→ Challenge: Which lines of the records contain "Base"? Collect every one of them.

→ Raw data:
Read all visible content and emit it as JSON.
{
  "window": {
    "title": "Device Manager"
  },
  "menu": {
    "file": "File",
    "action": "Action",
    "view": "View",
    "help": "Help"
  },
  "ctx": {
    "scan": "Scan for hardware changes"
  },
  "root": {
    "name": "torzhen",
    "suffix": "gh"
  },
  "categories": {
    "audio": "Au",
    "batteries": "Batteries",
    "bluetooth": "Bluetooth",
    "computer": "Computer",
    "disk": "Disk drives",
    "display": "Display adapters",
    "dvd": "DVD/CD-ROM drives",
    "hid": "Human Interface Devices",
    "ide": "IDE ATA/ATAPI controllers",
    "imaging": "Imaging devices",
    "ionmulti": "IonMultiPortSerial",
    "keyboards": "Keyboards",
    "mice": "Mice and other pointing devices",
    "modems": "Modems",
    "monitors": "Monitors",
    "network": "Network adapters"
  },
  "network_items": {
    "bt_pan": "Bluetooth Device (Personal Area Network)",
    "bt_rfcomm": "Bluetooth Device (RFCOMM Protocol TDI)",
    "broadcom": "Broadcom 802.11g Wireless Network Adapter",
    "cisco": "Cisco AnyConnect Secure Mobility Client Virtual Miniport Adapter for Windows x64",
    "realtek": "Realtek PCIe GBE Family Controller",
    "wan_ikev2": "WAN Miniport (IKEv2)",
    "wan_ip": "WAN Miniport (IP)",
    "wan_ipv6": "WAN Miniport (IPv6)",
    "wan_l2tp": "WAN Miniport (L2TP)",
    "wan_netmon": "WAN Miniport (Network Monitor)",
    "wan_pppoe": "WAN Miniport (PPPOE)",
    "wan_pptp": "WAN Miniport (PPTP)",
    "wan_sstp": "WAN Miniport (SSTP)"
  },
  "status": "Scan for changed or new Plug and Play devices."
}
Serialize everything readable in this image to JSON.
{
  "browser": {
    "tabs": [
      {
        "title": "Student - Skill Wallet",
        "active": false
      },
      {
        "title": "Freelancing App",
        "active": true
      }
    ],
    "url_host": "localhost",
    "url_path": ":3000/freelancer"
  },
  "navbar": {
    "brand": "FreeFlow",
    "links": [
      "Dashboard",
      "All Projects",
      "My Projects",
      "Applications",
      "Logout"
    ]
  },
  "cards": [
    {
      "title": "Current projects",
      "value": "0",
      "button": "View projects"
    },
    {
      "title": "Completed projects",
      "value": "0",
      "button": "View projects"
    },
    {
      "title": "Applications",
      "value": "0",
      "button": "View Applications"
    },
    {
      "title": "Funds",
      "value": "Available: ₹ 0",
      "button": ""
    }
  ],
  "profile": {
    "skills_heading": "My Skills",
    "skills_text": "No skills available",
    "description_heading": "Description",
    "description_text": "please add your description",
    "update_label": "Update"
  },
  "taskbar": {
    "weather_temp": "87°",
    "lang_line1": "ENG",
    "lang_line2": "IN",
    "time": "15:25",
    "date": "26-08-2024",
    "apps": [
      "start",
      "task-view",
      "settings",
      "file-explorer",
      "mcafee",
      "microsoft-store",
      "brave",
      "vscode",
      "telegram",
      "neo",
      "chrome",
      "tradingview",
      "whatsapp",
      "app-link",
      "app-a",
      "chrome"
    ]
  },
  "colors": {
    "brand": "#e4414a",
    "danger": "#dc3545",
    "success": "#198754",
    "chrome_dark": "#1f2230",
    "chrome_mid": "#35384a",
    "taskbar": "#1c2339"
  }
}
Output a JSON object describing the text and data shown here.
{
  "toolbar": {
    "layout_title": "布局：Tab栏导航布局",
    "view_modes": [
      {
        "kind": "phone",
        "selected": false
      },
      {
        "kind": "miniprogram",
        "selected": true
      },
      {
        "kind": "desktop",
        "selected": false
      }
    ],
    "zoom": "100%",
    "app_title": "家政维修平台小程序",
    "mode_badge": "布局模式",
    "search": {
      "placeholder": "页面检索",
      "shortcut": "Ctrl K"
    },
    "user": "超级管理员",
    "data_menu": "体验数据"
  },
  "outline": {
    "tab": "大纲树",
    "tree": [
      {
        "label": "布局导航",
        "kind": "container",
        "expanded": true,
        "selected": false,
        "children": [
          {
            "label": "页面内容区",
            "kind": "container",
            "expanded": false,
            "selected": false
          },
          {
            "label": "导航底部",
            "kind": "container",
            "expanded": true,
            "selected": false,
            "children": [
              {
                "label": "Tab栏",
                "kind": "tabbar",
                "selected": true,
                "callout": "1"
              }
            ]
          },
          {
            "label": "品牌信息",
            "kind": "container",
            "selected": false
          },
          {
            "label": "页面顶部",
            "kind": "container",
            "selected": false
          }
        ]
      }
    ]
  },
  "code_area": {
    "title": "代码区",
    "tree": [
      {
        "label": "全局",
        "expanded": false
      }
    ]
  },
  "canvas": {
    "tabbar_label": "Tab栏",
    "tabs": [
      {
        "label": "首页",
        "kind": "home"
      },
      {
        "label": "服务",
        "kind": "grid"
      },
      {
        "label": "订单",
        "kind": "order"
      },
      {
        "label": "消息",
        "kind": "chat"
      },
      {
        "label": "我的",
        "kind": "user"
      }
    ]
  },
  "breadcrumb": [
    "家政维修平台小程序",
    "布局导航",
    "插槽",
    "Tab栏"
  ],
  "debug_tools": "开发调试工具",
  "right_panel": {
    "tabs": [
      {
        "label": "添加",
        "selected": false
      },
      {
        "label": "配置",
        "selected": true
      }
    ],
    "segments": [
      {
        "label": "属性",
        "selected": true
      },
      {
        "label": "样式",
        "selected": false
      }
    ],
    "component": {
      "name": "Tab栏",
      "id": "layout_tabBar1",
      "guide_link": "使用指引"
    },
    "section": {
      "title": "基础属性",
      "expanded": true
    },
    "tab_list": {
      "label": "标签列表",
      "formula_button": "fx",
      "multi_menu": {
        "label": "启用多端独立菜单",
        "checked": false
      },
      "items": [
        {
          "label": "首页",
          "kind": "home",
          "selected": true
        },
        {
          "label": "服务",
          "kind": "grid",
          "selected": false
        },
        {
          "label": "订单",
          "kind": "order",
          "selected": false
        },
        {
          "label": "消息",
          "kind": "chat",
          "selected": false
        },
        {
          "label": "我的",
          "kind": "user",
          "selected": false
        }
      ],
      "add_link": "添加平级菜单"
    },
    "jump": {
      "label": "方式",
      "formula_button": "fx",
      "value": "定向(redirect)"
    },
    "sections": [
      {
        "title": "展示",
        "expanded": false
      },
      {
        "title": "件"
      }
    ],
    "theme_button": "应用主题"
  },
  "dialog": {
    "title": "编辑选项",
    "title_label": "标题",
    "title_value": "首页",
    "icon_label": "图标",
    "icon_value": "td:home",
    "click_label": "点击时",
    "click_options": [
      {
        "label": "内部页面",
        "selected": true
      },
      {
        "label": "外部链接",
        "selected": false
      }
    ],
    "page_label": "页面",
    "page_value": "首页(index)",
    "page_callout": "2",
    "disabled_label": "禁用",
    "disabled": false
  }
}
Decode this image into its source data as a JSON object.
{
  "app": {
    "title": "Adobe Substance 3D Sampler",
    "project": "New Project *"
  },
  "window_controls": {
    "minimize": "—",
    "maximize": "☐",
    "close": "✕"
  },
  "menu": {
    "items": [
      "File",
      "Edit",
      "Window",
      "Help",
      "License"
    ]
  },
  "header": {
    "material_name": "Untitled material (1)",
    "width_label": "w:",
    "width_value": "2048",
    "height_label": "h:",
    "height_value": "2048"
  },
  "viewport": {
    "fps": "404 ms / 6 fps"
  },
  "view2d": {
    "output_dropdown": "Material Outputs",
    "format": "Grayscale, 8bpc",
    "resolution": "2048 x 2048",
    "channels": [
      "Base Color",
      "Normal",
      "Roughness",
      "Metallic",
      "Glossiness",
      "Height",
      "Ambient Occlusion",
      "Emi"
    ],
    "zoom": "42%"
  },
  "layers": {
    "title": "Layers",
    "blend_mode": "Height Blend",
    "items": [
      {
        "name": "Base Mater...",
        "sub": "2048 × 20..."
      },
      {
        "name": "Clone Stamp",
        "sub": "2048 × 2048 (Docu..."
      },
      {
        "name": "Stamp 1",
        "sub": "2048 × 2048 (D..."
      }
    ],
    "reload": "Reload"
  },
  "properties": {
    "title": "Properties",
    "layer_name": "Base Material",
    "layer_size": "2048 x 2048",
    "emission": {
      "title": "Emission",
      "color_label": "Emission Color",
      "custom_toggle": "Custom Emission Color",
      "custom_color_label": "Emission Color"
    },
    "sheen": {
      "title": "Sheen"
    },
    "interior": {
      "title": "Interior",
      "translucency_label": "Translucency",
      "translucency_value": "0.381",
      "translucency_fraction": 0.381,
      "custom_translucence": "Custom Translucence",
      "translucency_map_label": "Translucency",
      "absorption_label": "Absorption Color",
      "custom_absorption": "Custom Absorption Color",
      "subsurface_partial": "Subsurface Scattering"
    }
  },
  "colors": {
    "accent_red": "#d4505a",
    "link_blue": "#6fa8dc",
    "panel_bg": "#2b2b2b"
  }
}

→ Answer to the problem:
      "Base Color",
        "name": "Base Mater...",
    "layer_name": "Base Material",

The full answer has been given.